#### [THE TASK]
Restate the whole of the material. Keep every word, and drop the pictures.

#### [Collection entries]
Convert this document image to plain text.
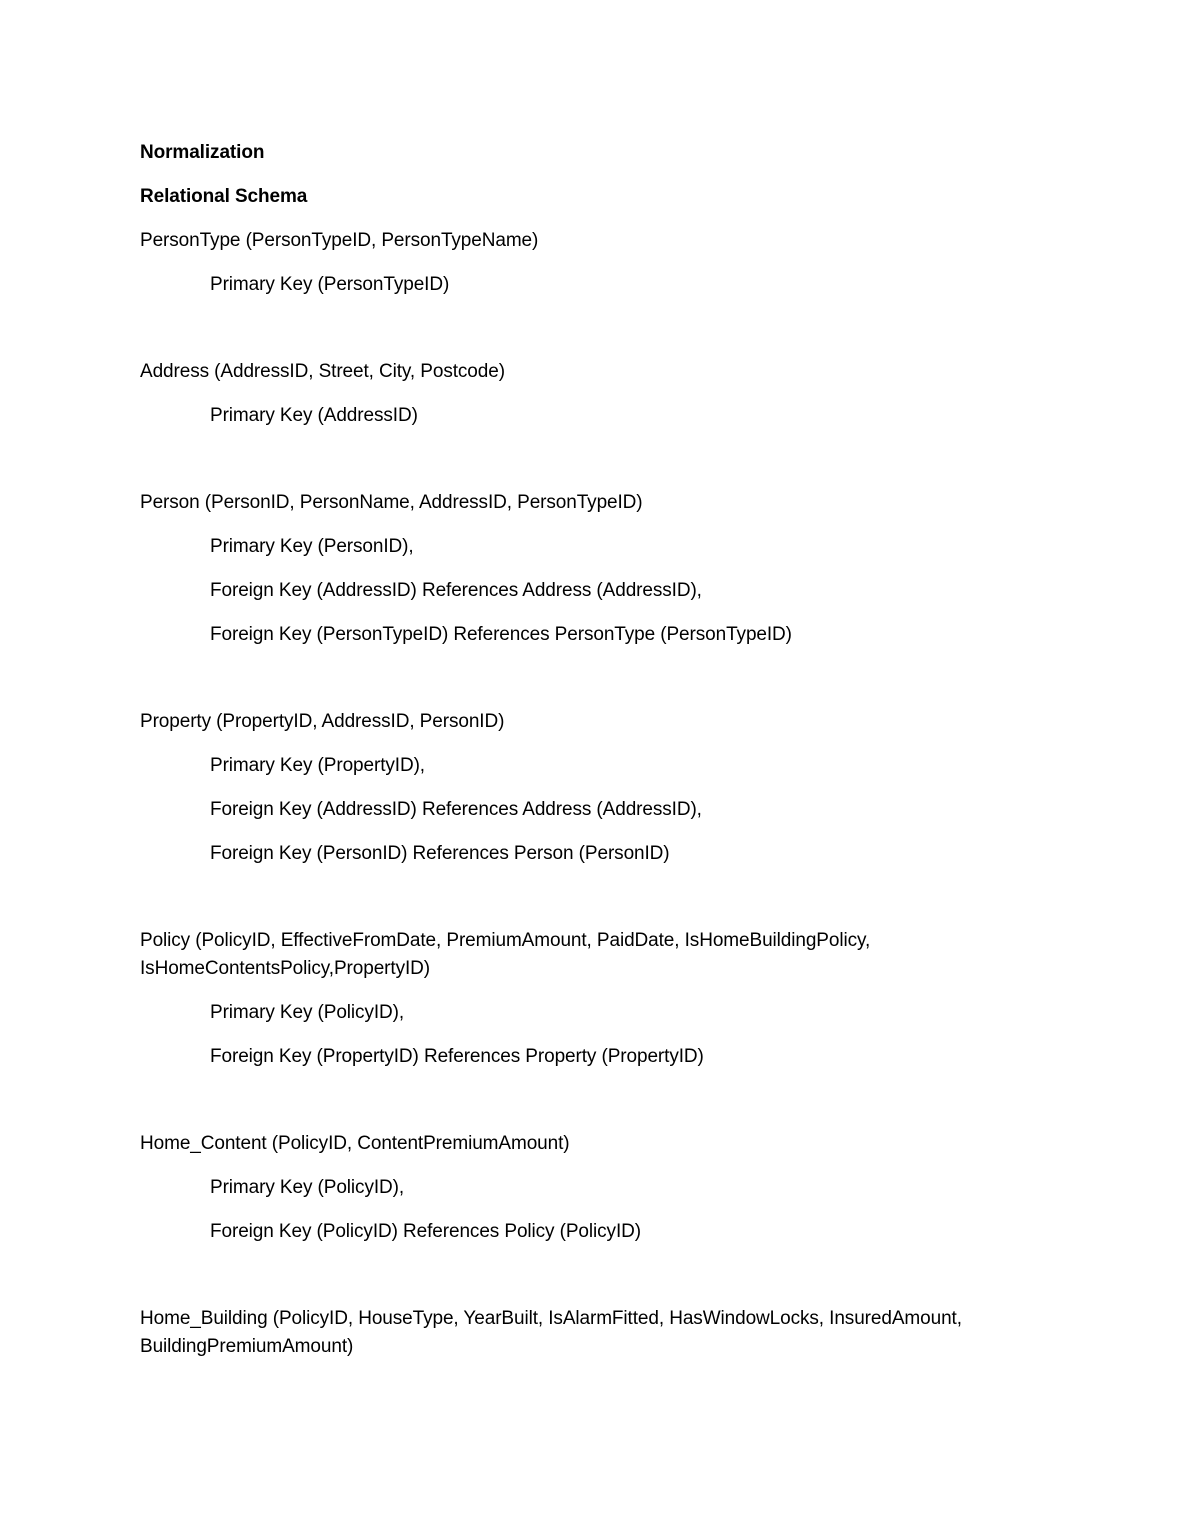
Normalization
Relational Schema
PersonType (PersonTypeID, PersonTypeName)
Primary Key (PersonTypeID)
Address (AddressID, Street, City, Postcode)
Primary Key (AddressID)
Person (PersonID, PersonName, AddressID, PersonTypeID)
Primary Key (PersonID),
Foreign Key (AddressID) References Address (AddressID),
Foreign Key (PersonTypeID) References PersonType (PersonTypeID)
Property (PropertyID, AddressID, PersonID)
Primary Key (PropertyID),
Foreign Key (AddressID) References Address (AddressID),
Foreign Key (PersonID) References Person (PersonID)
Policy (PolicyID, EffectiveFromDate, PremiumAmount, PaidDate, IsHomeBuildingPolicy,
IsHomeContentsPolicy,PropertyID)
Primary Key (PolicyID),
Foreign Key (PropertyID) References Property (PropertyID)
Home_Content (PolicyID, ContentPremiumAmount)
Primary Key (PolicyID),
Foreign Key (PolicyID) References Policy (PolicyID)
Home_Building (PolicyID, HouseType, YearBuilt, IsAlarmFitted, HasWindowLocks, InsuredAmount,
BuildingPremiumAmount)
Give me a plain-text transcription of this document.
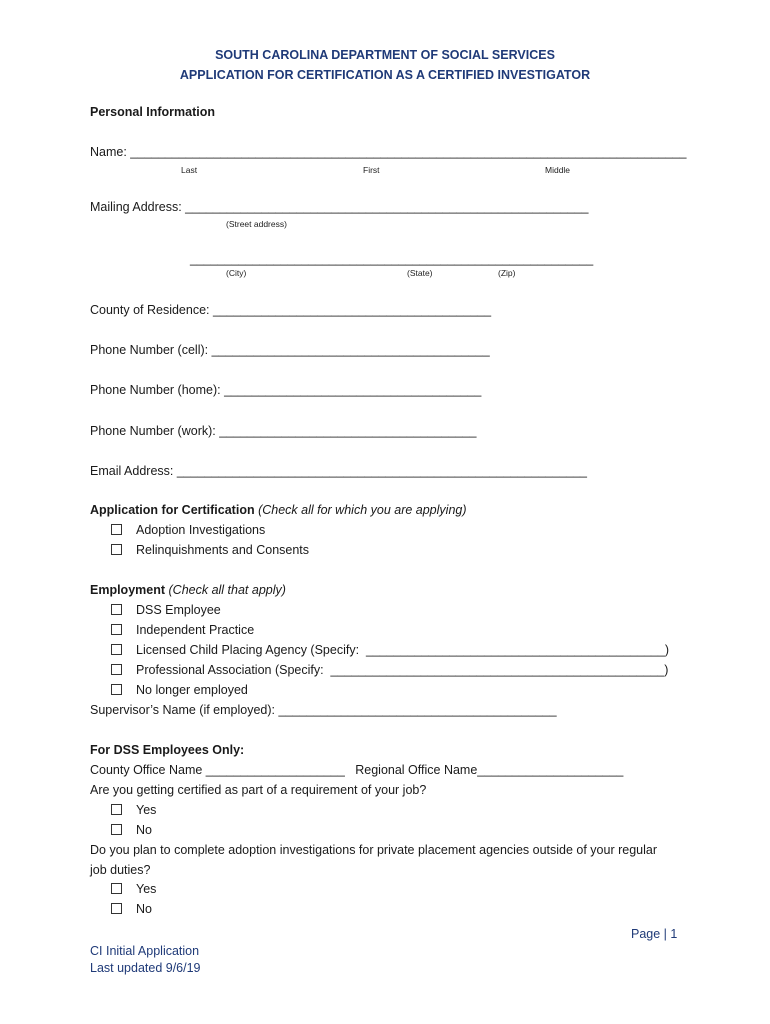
SOUTH CAROLINA DEPARTMENT OF SOCIAL SERVICES
APPLICATION FOR CERTIFICATION AS A CERTIFIED INVESTIGATOR
Personal Information
Name: ________________________________________________________________________________
Last	First	Middle
Mailing Address: __________________________________________________________
(Street address)
__________________________________________________________
(City)	(State)	(Zip)
County of Residence: ________________________________________
Phone Number (cell): ________________________________________
Phone Number (home): _____________________________________
Phone Number (work): _____________________________________
Email Address: ___________________________________________________________
Application for Certification (Check all for which you are applying)
Adoption Investigations
Relinquishments and Consents
Employment (Check all that apply)
DSS Employee
Independent Practice
Licensed Child Placing Agency (Specify:  ___________________________________________)
Professional Association (Specify:  ________________________________________________)
No longer employed
Supervisor’s Name (if employed): ________________________________________
For DSS Employees Only:
County Office Name ____________________   Regional Office Name_____________________
Are you getting certified as part of a requirement of your job?
Yes
No
Do you plan to complete adoption investigations for private placement agencies outside of your regular
job duties?
Yes
No
Page | 1
CI Initial Application
Last updated 9/6/19
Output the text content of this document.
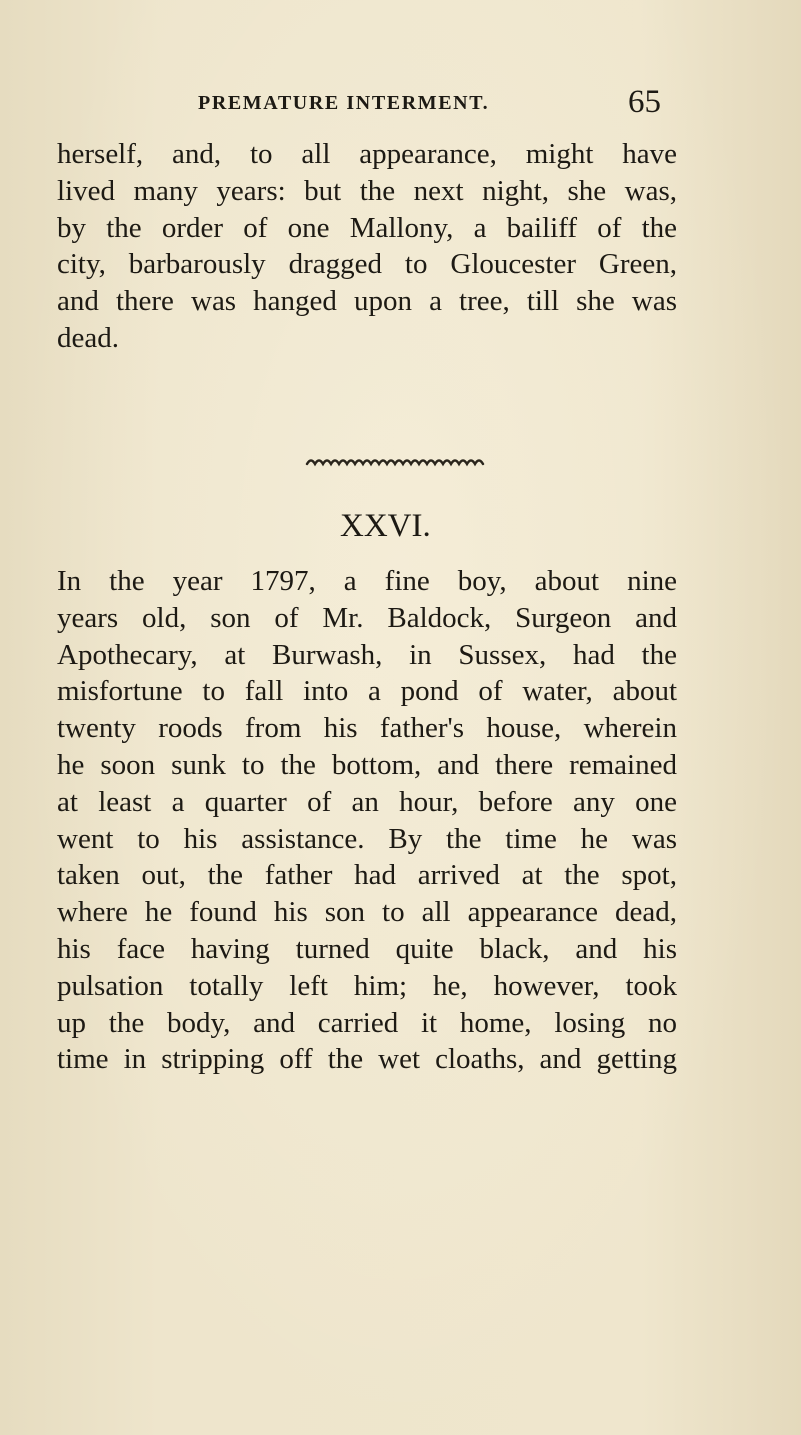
PREMATURE INTERMENT.	65
herself, and, to all appearance, might have
lived many years: but the next night, she was,
by the order of one Mallony, a bailiff of the
city, barbarously dragged to Gloucester Green,
and there was hanged upon a tree, till she was
dead.
XXVI.
In the year 1797, a fine boy, about nine
years old, son of Mr. Baldock, Surgeon and
Apothecary, at Burwash, in Sussex, had the
misfortune to fall into a pond of water, about
twenty roods from his father's house, wherein
he soon sunk to the bottom, and there remained
at least a quarter of an hour, before any one
went to his assistance. By the time he was
taken out, the father had arrived at the spot,
where he found his son to all appearance dead,
his face having turned quite black, and his
pulsation totally left him; he, however, took
up the body, and carried it home, losing no
time in stripping off the wet cloaths, and getting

#### [WRITTEN SOLUTION]
Convert this document image to plain text.
Normalization
Relational Schema
PersonType (PersonTypeID, PersonTypeName)
Primary Key (PersonTypeID)
Address (AddressID, Street, City, Postcode)
Primary Key (AddressID)
Person (PersonID, PersonName, AddressID, PersonTypeID)
Primary Key (PersonID),
Foreign Key (AddressID) References Address (AddressID),
Foreign Key (PersonTypeID) References PersonType (PersonTypeID)
Property (PropertyID, AddressID, PersonID)
Primary Key (PropertyID),
Foreign Key (AddressID) References Address (AddressID),
Foreign Key (PersonID) References Person (PersonID)
Policy (PolicyID, EffectiveFromDate, PremiumAmount, PaidDate, IsHomeBuildingPolicy,
IsHomeContentsPolicy,PropertyID)
Primary Key (PolicyID),
Foreign Key (PropertyID) References Property (PropertyID)
Home_Content (PolicyID, ContentPremiumAmount)
Primary Key (PolicyID),
Foreign Key (PolicyID) References Policy (PolicyID)
Home_Building (PolicyID, HouseType, YearBuilt, IsAlarmFitted, HasWindowLocks, InsuredAmount,
BuildingPremiumAmount)
Give me a plain-text transcription of this document.
SOUTH CAROLINA DEPARTMENT OF SOCIAL SERVICES
APPLICATION FOR CERTIFICATION AS A CERTIFIED INVESTIGATOR
Personal Information
Name: ________________________________________________________________________________
Last	First	Middle
Mailing Address: __________________________________________________________
(Street address)
__________________________________________________________
(City)	(State)	(Zip)
County of Residence: ________________________________________
Phone Number (cell): ________________________________________
Phone Number (home): _____________________________________
Phone Number (work): _____________________________________
Email Address: ___________________________________________________________
Application for Certification (Check all for which you are applying)
Adoption Investigations
Relinquishments and Consents
Employment (Check all that apply)
DSS Employee
Independent Practice
Licensed Child Placing Agency (Specify:  ___________________________________________)
Professional Association (Specify:  ________________________________________________)
No longer employed
Supervisor’s Name (if employed): ________________________________________
For DSS Employees Only:
County Office Name ____________________   Regional Office Name_____________________
Are you getting certified as part of a requirement of your job?
Yes
No
Do you plan to complete adoption investigations for private placement agencies outside of your regular
job duties?
Yes
No
Page | 1
CI Initial Application
Last updated 9/6/19
Output the text content of this document.
PREMATURE INTERMENT.	65
herself, and, to all appearance, might have
lived many years: but the next night, she was,
by the order of one Mallony, a bailiff of the
city, barbarously dragged to Gloucester Green,
and there was hanged upon a tree, till she was
dead.
XXVI.
In the year 1797, a fine boy, about nine
years old, son of Mr. Baldock, Surgeon and
Apothecary, at Burwash, in Sussex, had the
misfortune to fall into a pond of water, about
twenty roods from his father's house, wherein
he soon sunk to the bottom, and there remained
at least a quarter of an hour, before any one
went to his assistance. By the time he was
taken out, the father had arrived at the spot,
where he found his son to all appearance dead,
his face having turned quite black, and his
pulsation totally left him; he, however, took
up the body, and carried it home, losing no
time in stripping off the wet cloaths, and getting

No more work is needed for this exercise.